## Problem to work on
Sift the material for lines containing "Performans", and return them.
START Extracted entries
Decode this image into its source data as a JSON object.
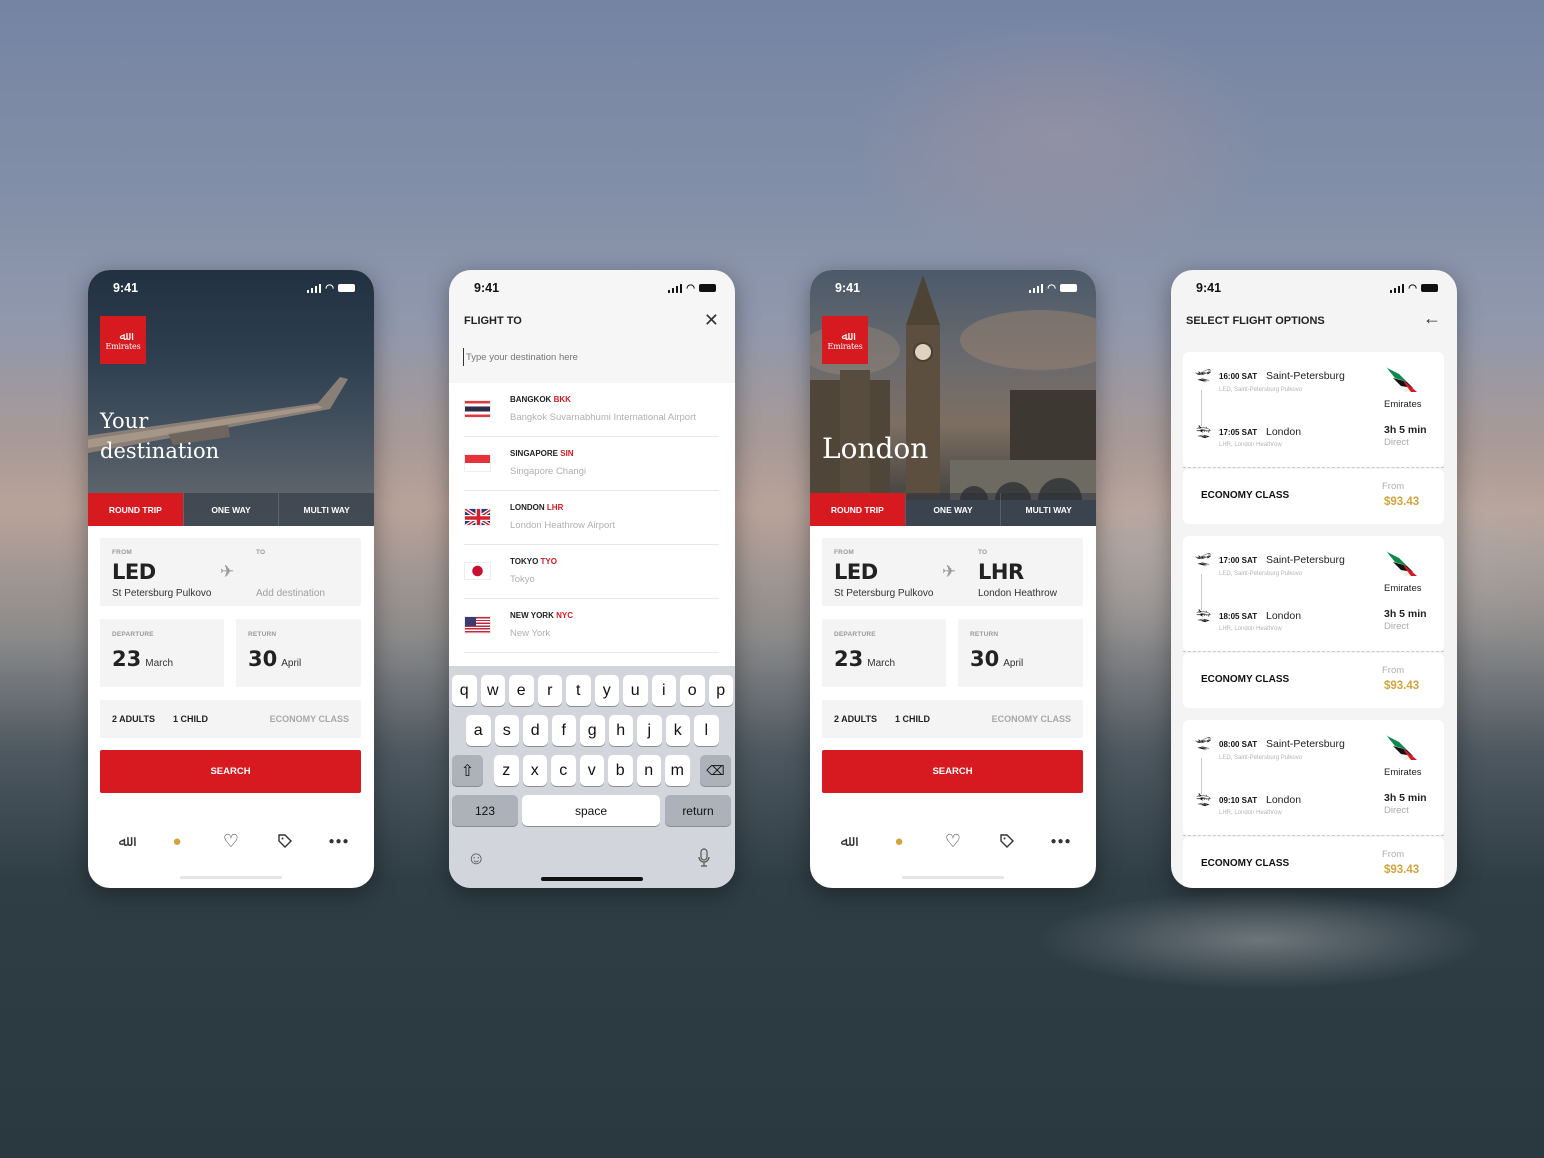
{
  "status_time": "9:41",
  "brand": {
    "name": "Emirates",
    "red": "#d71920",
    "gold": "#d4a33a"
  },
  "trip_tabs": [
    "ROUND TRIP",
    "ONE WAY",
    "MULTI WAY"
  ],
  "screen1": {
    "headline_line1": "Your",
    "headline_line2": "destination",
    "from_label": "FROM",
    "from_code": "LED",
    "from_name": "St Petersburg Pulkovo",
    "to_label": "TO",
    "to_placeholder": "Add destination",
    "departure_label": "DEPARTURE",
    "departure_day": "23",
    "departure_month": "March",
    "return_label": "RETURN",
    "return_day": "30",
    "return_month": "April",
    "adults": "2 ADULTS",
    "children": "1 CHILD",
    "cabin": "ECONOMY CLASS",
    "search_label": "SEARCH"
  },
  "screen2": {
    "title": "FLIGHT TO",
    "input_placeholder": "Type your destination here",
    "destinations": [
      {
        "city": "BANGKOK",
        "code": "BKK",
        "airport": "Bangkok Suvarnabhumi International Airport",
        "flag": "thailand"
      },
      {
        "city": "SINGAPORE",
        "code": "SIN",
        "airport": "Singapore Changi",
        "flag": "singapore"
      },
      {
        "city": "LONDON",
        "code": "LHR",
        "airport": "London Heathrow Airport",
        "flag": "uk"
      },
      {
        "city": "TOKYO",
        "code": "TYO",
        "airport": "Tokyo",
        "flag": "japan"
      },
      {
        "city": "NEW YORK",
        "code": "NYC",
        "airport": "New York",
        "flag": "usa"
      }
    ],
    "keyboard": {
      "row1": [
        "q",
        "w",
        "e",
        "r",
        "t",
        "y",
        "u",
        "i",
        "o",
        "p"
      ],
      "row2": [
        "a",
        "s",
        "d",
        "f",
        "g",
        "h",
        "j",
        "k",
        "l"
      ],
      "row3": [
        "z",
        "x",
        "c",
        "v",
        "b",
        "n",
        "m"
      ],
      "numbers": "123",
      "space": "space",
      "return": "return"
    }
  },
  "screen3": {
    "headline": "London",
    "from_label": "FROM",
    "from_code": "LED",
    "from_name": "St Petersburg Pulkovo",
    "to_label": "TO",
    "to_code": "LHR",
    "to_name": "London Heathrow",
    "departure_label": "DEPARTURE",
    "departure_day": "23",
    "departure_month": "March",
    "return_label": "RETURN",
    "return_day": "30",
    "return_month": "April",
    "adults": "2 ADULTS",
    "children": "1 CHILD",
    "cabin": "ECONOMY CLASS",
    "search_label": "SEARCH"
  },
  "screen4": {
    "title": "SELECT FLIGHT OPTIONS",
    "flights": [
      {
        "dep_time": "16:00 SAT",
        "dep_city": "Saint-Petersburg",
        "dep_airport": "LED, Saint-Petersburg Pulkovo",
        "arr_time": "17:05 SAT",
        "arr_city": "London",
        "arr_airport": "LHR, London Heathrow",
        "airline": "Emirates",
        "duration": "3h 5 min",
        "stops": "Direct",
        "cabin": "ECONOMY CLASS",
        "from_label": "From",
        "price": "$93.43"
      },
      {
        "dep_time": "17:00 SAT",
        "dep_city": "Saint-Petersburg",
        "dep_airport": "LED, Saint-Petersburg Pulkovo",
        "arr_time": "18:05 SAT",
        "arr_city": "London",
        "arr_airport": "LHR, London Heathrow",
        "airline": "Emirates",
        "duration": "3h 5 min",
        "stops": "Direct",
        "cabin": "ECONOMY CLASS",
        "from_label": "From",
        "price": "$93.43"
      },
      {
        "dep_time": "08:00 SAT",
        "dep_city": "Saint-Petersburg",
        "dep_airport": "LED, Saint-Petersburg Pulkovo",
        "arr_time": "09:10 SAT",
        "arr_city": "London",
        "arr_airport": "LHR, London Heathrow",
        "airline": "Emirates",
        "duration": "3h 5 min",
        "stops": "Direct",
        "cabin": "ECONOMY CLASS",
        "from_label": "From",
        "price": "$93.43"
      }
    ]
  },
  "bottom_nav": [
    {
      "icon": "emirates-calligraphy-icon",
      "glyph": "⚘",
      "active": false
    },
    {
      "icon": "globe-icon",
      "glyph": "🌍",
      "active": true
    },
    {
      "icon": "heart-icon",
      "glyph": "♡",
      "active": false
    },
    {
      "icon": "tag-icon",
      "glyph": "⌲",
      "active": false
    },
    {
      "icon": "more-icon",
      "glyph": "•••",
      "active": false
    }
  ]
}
END Extracted entries
START Extracted entries
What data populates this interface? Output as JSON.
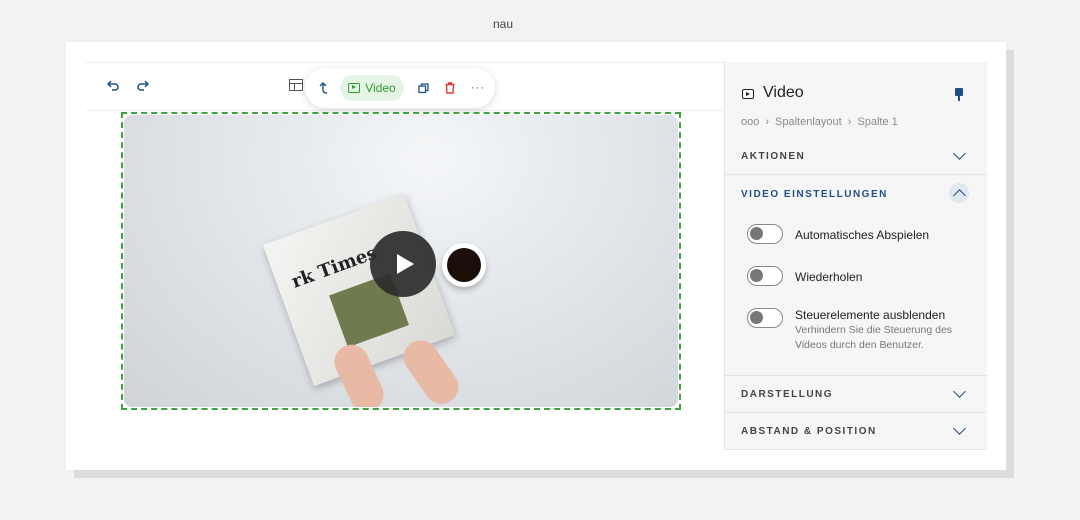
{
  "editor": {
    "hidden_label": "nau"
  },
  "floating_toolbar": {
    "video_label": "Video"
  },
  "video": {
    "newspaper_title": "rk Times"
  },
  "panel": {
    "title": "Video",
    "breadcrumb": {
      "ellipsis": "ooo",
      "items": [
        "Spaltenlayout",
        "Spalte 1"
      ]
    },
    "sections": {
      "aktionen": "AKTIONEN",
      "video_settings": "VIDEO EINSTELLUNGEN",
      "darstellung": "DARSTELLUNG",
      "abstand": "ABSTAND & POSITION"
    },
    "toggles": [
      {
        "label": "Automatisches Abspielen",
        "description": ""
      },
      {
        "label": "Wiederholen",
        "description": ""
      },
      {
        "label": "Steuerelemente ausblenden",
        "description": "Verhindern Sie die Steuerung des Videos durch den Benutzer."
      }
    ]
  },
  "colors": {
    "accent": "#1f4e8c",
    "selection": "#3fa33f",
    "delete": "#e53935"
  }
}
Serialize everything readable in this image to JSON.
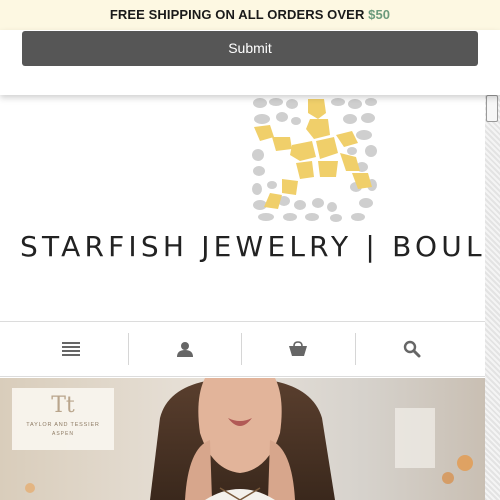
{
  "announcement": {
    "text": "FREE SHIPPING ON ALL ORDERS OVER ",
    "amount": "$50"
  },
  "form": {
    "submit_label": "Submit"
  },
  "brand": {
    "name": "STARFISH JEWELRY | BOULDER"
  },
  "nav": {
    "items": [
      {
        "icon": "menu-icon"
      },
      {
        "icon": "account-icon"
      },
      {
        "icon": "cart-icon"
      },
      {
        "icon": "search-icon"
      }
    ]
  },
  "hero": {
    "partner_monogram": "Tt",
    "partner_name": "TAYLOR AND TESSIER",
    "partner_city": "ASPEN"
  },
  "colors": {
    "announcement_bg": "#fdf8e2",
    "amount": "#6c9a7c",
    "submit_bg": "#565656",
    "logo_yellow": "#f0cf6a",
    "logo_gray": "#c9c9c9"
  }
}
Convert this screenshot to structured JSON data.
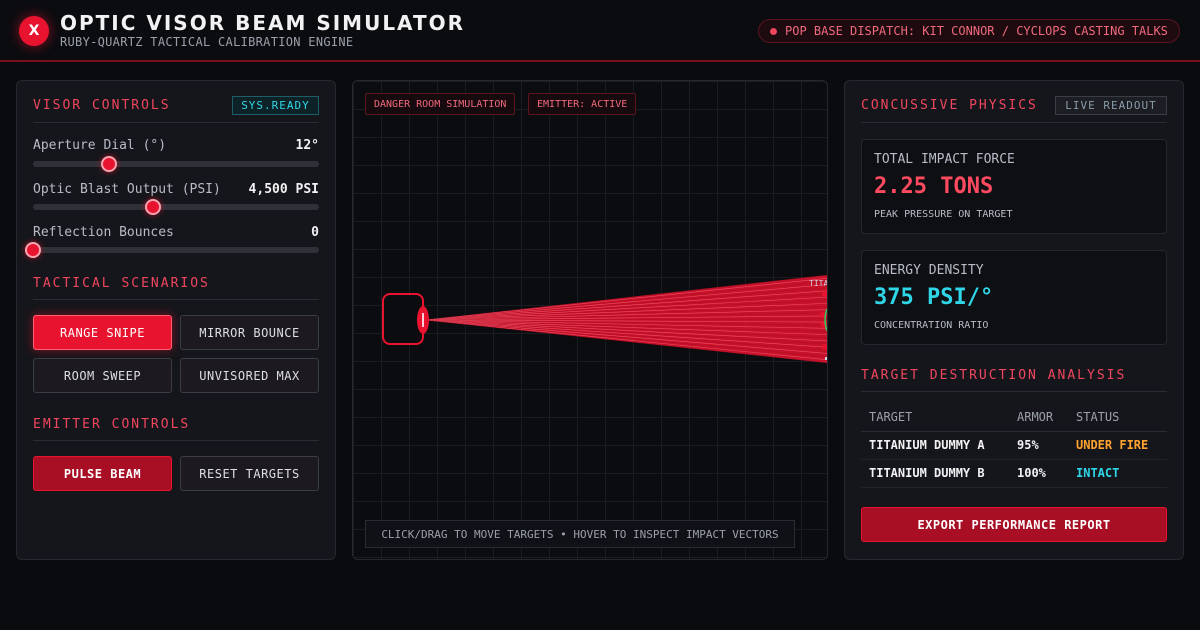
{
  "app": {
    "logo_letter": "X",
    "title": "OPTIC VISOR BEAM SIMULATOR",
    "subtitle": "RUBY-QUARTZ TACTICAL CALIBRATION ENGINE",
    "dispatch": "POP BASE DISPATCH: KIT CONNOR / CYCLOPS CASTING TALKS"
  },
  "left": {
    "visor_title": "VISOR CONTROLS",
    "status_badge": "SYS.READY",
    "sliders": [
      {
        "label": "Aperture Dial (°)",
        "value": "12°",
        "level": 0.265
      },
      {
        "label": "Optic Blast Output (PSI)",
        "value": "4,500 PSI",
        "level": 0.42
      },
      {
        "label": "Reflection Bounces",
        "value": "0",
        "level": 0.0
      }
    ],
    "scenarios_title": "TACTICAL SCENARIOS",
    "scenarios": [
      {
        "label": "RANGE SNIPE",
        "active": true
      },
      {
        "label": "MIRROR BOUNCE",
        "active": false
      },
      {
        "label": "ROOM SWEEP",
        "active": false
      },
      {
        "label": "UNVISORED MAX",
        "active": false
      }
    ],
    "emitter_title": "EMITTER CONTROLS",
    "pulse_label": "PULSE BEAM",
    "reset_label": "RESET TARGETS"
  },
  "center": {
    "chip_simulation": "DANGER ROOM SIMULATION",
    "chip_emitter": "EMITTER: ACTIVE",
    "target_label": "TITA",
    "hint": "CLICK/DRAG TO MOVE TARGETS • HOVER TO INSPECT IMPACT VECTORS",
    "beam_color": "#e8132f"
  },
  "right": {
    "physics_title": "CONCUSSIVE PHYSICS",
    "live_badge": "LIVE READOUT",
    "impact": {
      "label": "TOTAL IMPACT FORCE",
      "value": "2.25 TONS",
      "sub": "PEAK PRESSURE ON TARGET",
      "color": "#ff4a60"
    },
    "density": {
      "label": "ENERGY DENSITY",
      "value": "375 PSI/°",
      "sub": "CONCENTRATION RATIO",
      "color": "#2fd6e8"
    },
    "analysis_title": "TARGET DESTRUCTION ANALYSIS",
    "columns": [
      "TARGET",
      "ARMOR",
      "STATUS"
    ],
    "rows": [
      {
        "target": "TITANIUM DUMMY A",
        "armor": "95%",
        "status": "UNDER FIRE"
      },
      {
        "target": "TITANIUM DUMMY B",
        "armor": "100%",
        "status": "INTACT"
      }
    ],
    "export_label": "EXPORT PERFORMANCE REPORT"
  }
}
END Extracted entries
START Extracted entries
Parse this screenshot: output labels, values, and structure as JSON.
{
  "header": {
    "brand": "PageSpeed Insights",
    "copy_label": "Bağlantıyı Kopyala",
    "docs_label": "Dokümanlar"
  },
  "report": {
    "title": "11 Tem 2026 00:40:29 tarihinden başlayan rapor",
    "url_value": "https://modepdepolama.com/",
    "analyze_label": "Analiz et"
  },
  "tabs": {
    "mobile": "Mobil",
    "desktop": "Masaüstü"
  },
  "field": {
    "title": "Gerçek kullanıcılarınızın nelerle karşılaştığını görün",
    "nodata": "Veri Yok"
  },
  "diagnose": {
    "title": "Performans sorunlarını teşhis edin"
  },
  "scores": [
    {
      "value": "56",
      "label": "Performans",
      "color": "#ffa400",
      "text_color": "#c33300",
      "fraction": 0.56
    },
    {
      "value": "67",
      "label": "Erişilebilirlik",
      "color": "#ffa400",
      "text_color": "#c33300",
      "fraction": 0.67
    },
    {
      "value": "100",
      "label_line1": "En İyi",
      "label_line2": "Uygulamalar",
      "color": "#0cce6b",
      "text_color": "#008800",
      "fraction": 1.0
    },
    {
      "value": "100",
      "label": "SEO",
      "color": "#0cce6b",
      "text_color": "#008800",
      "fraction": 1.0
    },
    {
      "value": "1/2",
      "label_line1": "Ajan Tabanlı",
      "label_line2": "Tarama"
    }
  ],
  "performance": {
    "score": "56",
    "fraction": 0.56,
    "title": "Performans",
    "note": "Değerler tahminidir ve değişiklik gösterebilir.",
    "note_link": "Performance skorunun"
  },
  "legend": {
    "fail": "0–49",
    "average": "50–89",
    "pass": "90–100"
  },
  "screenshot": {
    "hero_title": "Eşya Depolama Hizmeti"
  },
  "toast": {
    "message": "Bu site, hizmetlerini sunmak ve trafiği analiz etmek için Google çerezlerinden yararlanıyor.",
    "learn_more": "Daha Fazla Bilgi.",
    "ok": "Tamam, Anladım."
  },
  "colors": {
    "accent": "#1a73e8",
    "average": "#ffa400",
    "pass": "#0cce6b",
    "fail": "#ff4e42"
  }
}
END Extracted entries
## Reply to the exercise
    "title": "Performans sorunlarını teşhis edin"
      "label": "Performans",
    "title": "Performans",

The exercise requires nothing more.